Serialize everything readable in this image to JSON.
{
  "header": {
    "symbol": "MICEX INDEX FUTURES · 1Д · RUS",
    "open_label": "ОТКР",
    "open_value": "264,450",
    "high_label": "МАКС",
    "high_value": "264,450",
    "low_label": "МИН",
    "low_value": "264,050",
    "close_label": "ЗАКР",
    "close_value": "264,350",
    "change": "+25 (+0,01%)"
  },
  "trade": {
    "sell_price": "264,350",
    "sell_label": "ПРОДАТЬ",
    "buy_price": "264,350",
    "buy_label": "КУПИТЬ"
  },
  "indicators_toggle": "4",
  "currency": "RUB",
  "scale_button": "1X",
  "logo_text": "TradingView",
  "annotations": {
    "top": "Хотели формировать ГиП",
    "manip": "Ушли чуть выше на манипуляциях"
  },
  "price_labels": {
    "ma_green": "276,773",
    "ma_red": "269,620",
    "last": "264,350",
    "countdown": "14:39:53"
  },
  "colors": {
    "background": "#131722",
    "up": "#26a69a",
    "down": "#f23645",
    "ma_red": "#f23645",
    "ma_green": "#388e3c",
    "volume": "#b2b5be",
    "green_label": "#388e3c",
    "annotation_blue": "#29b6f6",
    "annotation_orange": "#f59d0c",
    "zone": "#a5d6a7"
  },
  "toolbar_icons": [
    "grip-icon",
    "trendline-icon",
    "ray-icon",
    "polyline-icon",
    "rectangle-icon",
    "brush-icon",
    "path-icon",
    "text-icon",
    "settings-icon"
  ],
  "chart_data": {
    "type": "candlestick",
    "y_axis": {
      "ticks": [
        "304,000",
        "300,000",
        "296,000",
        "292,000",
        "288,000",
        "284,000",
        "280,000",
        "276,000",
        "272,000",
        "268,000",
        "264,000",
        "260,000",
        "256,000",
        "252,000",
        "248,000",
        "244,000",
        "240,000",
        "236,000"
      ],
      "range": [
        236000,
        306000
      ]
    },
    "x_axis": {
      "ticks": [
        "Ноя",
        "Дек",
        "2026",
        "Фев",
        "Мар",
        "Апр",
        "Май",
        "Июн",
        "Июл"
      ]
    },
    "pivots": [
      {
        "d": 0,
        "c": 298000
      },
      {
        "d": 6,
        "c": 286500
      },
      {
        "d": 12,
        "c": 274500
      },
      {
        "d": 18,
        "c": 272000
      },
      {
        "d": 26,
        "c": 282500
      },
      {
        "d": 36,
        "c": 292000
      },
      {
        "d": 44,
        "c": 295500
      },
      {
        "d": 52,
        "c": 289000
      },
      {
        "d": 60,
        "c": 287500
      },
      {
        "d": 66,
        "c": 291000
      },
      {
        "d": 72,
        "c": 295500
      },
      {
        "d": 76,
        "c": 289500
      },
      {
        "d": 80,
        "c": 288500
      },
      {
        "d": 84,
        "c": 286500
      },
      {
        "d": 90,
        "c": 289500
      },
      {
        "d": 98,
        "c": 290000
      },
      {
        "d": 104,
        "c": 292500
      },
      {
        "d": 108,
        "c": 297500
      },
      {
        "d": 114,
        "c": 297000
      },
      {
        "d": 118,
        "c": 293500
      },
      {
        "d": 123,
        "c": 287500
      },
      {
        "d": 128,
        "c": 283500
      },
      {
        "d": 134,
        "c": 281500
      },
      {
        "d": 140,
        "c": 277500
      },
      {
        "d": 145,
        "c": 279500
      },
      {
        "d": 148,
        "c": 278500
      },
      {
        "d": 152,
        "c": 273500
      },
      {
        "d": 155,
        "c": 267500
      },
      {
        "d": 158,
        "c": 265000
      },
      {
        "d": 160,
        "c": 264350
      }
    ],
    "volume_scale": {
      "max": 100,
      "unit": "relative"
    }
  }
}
^^^^
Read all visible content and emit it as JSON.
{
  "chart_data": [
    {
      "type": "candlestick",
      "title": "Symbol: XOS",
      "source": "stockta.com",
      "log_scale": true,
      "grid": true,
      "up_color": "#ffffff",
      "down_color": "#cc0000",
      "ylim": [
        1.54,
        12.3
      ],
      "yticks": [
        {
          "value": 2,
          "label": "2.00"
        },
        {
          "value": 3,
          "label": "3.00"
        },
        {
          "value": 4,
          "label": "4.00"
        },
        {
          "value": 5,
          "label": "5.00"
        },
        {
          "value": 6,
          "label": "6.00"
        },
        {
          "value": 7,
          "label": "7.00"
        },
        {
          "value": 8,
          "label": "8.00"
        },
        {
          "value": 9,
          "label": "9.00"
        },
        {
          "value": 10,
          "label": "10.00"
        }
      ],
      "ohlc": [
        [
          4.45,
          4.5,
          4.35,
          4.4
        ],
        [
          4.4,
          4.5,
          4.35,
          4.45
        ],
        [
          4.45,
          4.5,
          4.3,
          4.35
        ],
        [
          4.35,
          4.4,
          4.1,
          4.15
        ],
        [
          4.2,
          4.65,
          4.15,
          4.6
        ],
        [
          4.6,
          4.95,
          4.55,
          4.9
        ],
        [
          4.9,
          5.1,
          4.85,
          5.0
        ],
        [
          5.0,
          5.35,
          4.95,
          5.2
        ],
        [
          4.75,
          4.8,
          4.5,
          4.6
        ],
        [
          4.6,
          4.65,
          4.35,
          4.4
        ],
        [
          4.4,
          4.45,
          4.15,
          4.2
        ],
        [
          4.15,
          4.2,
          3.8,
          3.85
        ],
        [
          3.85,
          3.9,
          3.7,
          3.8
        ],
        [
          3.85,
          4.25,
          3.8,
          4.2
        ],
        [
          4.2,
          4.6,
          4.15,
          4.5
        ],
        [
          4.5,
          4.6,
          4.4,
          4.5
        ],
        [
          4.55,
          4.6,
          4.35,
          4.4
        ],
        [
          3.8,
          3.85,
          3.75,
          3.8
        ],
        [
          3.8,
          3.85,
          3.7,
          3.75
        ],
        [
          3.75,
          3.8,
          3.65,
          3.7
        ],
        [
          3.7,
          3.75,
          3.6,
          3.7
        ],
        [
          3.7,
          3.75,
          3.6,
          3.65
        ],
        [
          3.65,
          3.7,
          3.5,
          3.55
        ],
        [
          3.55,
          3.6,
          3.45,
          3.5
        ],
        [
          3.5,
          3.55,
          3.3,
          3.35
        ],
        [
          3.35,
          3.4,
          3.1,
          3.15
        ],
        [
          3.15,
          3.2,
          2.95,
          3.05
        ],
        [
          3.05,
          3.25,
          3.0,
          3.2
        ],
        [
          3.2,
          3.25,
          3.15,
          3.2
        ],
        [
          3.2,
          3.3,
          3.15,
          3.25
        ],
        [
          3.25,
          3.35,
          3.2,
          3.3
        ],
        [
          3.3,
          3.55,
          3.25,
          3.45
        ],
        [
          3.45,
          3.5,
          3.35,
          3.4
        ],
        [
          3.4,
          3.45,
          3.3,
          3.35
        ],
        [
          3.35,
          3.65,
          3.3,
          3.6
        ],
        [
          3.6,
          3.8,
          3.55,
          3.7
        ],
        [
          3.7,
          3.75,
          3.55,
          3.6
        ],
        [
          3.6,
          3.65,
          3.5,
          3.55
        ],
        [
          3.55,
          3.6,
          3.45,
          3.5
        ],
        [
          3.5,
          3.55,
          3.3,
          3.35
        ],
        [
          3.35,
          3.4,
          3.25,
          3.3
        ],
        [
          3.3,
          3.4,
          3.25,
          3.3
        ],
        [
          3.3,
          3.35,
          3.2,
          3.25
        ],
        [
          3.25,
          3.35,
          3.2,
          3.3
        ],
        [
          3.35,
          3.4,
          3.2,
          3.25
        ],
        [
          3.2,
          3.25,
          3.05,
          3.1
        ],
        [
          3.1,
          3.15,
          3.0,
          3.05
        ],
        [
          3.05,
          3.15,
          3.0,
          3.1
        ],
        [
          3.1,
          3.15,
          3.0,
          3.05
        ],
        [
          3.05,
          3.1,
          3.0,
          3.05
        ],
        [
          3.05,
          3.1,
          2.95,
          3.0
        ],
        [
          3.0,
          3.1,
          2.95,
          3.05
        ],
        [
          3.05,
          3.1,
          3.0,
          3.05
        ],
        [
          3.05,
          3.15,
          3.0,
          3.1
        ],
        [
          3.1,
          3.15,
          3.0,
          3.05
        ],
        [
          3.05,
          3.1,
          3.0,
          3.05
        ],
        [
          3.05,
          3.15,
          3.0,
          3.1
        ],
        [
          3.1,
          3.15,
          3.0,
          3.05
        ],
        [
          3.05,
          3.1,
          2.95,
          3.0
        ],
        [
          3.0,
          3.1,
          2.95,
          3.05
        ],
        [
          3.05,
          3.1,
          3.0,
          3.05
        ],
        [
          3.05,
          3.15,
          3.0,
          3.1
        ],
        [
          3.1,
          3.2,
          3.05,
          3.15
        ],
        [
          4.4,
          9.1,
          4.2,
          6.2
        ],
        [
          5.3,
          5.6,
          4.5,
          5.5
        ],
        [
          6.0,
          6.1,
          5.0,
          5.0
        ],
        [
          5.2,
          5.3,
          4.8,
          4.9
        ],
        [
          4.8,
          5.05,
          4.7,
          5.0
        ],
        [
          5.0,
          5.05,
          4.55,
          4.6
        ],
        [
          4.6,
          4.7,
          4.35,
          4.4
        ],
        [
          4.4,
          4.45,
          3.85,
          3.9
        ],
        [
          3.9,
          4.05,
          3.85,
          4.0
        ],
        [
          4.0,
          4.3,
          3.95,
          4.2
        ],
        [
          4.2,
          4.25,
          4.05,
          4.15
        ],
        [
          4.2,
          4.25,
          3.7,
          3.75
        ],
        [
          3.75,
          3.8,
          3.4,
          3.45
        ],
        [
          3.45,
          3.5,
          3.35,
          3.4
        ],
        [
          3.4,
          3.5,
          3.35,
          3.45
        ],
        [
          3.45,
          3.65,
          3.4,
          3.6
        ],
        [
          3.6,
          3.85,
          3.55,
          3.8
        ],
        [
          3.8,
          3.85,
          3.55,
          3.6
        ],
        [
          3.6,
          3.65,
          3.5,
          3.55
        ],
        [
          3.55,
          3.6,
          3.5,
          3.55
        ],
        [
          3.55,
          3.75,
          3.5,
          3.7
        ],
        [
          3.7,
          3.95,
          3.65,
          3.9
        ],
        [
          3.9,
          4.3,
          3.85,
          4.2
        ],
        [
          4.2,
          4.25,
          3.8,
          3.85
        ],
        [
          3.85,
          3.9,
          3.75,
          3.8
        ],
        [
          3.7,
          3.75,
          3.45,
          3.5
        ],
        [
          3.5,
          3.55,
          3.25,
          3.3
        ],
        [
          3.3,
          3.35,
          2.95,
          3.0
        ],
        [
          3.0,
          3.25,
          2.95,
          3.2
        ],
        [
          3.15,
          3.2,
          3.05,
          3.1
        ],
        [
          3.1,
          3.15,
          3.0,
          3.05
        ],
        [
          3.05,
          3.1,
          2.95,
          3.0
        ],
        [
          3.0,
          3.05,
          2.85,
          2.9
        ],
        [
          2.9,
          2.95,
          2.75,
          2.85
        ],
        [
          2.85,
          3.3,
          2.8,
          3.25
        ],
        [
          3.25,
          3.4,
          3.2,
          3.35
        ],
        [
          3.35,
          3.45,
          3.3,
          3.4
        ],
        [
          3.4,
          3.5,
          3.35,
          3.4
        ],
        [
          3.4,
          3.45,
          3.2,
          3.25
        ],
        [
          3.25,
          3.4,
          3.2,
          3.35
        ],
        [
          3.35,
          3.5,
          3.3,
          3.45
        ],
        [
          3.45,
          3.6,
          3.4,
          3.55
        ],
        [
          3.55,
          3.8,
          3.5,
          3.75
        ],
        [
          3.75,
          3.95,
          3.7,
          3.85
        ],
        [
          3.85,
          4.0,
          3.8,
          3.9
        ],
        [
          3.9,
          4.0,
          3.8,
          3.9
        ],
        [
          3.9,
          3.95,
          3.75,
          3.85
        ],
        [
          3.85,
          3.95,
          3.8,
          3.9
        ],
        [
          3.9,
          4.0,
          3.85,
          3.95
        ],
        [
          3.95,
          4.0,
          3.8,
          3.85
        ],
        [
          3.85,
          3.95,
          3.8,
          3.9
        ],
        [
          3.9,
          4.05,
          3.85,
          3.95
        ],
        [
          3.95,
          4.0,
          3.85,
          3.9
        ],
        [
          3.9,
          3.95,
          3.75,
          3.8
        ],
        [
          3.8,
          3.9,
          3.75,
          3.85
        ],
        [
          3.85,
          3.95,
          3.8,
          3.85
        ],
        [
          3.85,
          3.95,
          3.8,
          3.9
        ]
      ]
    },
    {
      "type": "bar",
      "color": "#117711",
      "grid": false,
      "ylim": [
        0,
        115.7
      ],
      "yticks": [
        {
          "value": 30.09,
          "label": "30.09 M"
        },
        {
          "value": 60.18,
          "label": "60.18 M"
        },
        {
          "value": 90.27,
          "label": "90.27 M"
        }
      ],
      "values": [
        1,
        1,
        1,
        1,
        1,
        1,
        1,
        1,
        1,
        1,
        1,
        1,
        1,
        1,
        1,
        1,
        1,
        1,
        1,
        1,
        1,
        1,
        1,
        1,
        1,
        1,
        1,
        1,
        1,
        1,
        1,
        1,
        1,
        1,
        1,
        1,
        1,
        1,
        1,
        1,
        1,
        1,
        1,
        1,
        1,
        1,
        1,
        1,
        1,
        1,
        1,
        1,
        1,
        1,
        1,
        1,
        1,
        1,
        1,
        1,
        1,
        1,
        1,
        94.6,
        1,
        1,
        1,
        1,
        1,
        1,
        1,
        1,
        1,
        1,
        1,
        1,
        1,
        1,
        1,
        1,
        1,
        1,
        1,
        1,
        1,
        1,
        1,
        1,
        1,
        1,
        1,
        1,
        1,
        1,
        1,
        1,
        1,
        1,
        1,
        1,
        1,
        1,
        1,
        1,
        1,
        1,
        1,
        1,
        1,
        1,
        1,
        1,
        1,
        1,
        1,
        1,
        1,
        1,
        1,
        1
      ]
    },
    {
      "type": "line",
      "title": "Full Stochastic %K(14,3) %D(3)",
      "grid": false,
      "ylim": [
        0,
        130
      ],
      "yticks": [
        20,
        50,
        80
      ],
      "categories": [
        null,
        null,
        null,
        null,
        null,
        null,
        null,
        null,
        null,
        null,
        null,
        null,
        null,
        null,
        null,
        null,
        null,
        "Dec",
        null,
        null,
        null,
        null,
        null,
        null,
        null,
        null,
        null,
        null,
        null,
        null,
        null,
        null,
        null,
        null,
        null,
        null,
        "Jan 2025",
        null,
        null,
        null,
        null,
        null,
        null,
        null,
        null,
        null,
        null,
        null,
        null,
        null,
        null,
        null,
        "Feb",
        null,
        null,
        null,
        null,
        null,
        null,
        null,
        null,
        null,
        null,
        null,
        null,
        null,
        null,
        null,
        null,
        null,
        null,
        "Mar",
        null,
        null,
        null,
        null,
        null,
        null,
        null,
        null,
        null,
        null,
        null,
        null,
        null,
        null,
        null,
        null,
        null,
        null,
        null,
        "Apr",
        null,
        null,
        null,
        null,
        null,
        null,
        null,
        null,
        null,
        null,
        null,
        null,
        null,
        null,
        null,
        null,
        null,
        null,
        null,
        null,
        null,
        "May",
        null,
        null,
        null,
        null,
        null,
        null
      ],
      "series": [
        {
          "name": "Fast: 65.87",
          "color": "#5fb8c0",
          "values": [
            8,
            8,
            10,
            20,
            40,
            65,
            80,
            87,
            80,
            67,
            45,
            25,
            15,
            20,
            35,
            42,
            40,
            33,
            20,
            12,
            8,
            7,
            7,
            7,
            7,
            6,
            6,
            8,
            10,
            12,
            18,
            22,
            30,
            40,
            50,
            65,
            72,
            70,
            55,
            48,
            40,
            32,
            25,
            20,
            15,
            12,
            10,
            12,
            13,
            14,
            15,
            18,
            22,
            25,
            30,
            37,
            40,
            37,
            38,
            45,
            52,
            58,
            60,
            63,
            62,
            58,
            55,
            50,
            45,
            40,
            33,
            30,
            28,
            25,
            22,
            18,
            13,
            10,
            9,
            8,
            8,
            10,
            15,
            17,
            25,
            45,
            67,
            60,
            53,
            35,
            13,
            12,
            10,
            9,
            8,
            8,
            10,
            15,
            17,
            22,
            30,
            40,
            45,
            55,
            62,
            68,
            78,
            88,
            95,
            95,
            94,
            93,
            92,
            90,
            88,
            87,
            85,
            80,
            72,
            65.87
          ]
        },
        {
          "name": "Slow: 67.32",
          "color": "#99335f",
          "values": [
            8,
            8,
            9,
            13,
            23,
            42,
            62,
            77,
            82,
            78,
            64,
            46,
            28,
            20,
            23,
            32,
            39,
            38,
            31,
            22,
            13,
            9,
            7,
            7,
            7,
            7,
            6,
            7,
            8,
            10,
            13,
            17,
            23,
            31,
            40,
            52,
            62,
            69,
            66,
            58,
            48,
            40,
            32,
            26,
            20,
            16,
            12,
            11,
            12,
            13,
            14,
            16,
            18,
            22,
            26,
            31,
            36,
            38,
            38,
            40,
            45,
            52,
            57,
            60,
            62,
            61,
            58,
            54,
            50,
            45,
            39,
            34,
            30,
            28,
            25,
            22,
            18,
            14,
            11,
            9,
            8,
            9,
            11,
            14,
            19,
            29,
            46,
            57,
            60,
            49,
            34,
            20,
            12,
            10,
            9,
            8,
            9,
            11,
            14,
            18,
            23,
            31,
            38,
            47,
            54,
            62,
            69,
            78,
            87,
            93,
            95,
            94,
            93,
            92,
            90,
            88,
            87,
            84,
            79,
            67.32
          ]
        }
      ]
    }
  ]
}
^^^^
» **WHAT YOU ARE ASKED TO DO**: Report the number of lines above containing the word "title", with no other text.

» **COMPLETE RESPONSE**: 2